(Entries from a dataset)
Begin

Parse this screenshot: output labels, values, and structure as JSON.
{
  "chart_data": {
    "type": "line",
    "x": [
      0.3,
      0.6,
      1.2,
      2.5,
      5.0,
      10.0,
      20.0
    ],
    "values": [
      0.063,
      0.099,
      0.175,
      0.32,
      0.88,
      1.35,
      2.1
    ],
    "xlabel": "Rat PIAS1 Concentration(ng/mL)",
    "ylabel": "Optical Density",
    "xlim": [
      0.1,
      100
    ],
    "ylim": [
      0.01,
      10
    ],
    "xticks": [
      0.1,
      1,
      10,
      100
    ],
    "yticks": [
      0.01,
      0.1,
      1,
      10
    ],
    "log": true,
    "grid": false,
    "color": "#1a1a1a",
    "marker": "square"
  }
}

End

Requirements
Retype the entries exactly, including every line.

Task solution
Parse this screenshot: output labels, values, and structure as JSON.
{
  "chart_data": {
    "type": "line",
    "x": [
      0.3,
      0.6,
      1.2,
      2.5,
      5.0,
      10.0,
      20.0
    ],
    "values": [
      0.063,
      0.099,
      0.175,
      0.32,
      0.88,
      1.35,
      2.1
    ],
    "xlabel": "Rat PIAS1 Concentration(ng/mL)",
    "ylabel": "Optical Density",
    "xlim": [
      0.1,
      100
    ],
    "ylim": [
      0.01,
      10
    ],
    "xticks": [
      0.1,
      1,
      10,
      100
    ],
    "yticks": [
      0.01,
      0.1,
      1,
      10
    ],
    "log": true,
    "grid": false,
    "color": "#1a1a1a",
    "marker": "square"
  }
}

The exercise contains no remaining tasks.